[Start of section]

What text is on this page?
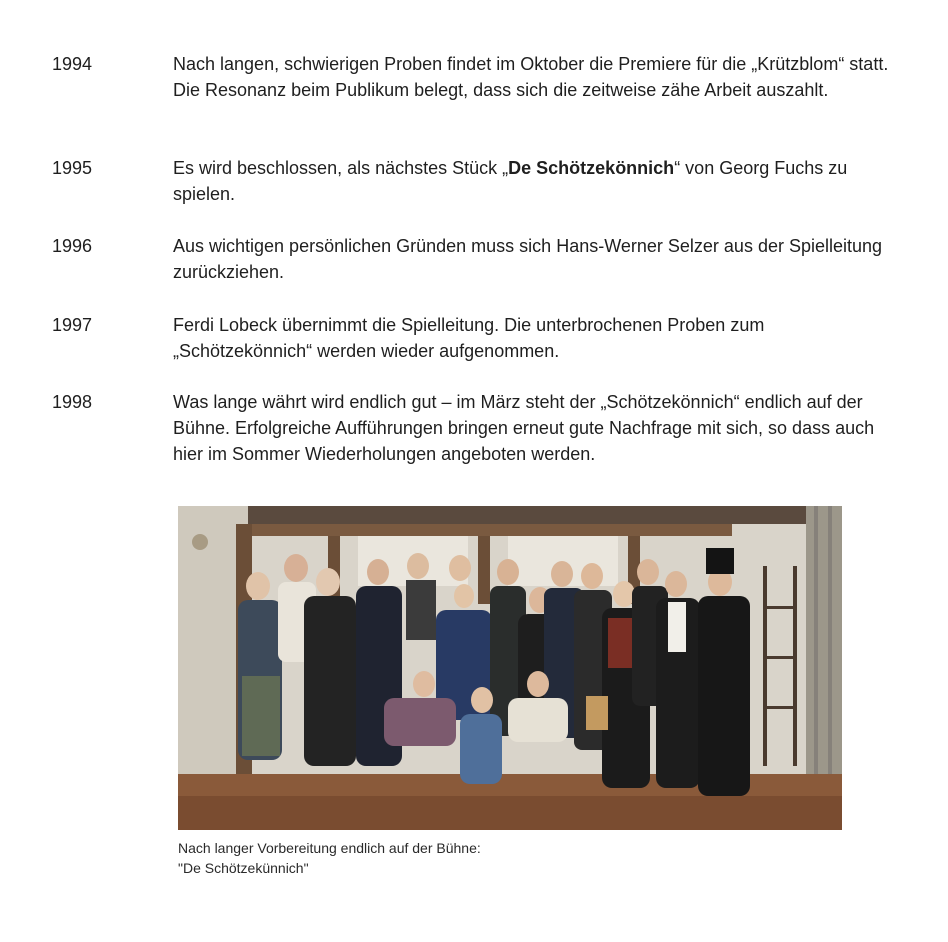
1994	Nach langen, schwierigen Proben findet im Oktober die Premiere für die „Krützblom“ statt. Die Resonanz beim Publikum belegt, dass sich die zeitweise zähe Arbeit auszahlt.
1995	Es wird beschlossen, als nächstes Stück „De Schötzekönnich“ von Georg Fuchs zu spielen.
1996	Aus wichtigen persönlichen Gründen muss sich Hans-Werner Selzer aus der Spielleitung zurückziehen.
1997	Ferdi Lobeck übernimmt die Spielleitung. Die unterbrochenen Proben zum „Schötzekönnich“ werden wieder aufgenommen.
1998	Was lange währt wird endlich gut – im März steht der „Schötzekönnich“ endlich auf der Bühne. Erfolgreiche Aufführungen bringen erneut gute Nachfrage mit sich, so dass auch hier im Sommer Wiederholungen angeboten werden.
Nach langer Vorbereitung endlich auf der Bühne:
"De Schötzekünnich"
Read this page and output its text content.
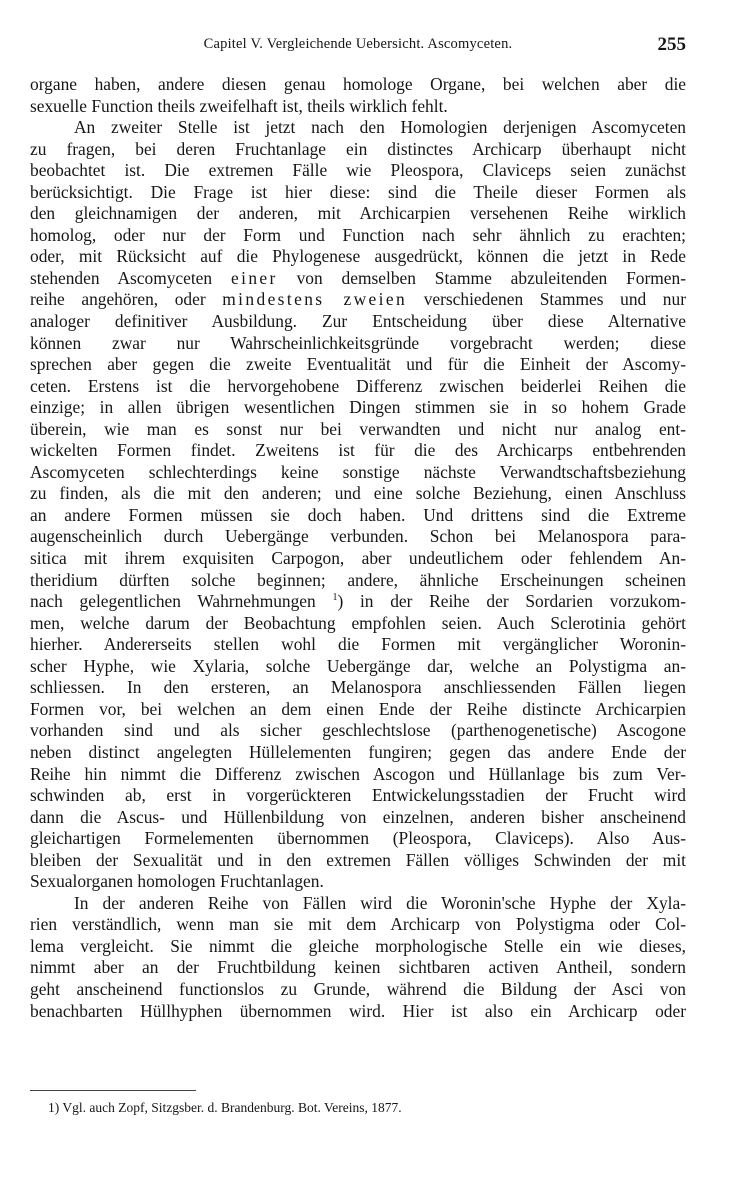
Capitel V. Vergleichende Uebersicht. Ascomyceten.	255
organe haben, andere diesen genau homologe Organe, bei welchen aber die
sexuelle Function theils zweifelhaft ist, theils wirklich fehlt.
An zweiter Stelle ist jetzt nach den Homologien derjenigen Ascomyceten
zu fragen, bei deren Fruchtanlage ein distinctes Archicarp überhaupt nicht
beobachtet ist. Die extremen Fälle wie Pleospora, Claviceps seien zunächst
berücksichtigt. Die Frage ist hier diese: sind die Theile dieser Formen als
den gleichnamigen der anderen, mit Archicarpien versehenen Reihe wirklich
homolog, oder nur der Form und Function nach sehr ähnlich zu erachten;
oder, mit Rücksicht auf die Phylogenese ausgedrückt, können die jetzt in Rede
stehenden Ascomyceten einer von demselben Stamme abzuleitenden Formen-
reihe angehören, oder mindestens zweien verschiedenen Stammes und nur
analoger definitiver Ausbildung. Zur Entscheidung über diese Alternative
können zwar nur Wahrscheinlichkeitsgründe vorgebracht werden; diese
sprechen aber gegen die zweite Eventualität und für die Einheit der Ascomy-
ceten. Erstens ist die hervorgehobene Differenz zwischen beiderlei Reihen die
einzige; in allen übrigen wesentlichen Dingen stimmen sie in so hohem Grade
überein, wie man es sonst nur bei verwandten und nicht nur analog ent-
wickelten Formen findet. Zweitens ist für die des Archicarps entbehrenden
Ascomyceten schlechterdings keine sonstige nächste Verwandtschaftsbeziehung
zu finden, als die mit den anderen; und eine solche Beziehung, einen Anschluss
an andere Formen müssen sie doch haben. Und drittens sind die Extreme
augenscheinlich durch Uebergänge verbunden. Schon bei Melanospora para-
sitica mit ihrem exquisiten Carpogon, aber undeutlichem oder fehlendem An-
theridium dürften solche beginnen; andere, ähnliche Erscheinungen scheinen
nach gelegentlichen Wahrnehmungen $^1$) in der Reihe der Sordarien vorzukom-
men, welche darum der Beobachtung empfohlen seien. Auch Sclerotinia gehört
hierher. Andererseits stellen wohl die Formen mit vergänglicher Woronin-
scher Hyphe, wie Xylaria, solche Uebergänge dar, welche an Polystigma an-
schliessen. In den ersteren, an Melanospora anschliessenden Fällen liegen
Formen vor, bei welchen an dem einen Ende der Reihe distincte Archicarpien
vorhanden sind und als sicher geschlechtslose (parthenogenetische) Ascogone
neben distinct angelegten Hüllelementen fungiren; gegen das andere Ende der
Reihe hin nimmt die Differenz zwischen Ascogon und Hüllanlage bis zum Ver-
schwinden ab, erst in vorgerückteren Entwickelungsstadien der Frucht wird
dann die Ascus- und Hüllenbildung von einzelnen, anderen bisher anscheinend
gleichartigen Formelementen übernommen (Pleospora, Claviceps). Also Aus-
bleiben der Sexualität und in den extremen Fällen völliges Schwinden der mit
Sexualorganen homologen Fruchtanlagen.
In der anderen Reihe von Fällen wird die Woronin'sche Hyphe der Xyla-
rien verständlich, wenn man sie mit dem Archicarp von Polystigma oder Col-
lema vergleicht. Sie nimmt die gleiche morphologische Stelle ein wie dieses,
nimmt aber an der Fruchtbildung keinen sichtbaren activen Antheil, sondern
geht anscheinend functionslos zu Grunde, während die Bildung der Asci von
benachbarten Hüllhyphen übernommen wird. Hier ist also ein Archicarp oder
1) Vgl. auch Zopf, Sitzgsber. d. Brandenburg. Bot. Vereins, 1877.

[End of section]

[What the task asks] Search the data above for "Pleospora" and copy every line where it turns up.

[Exercise response]
beobachtet ist. Die extremen Fälle wie Pleospora, Claviceps seien zunächst
gleichartigen Formelementen übernommen (Pleospora, Claviceps). Also Aus-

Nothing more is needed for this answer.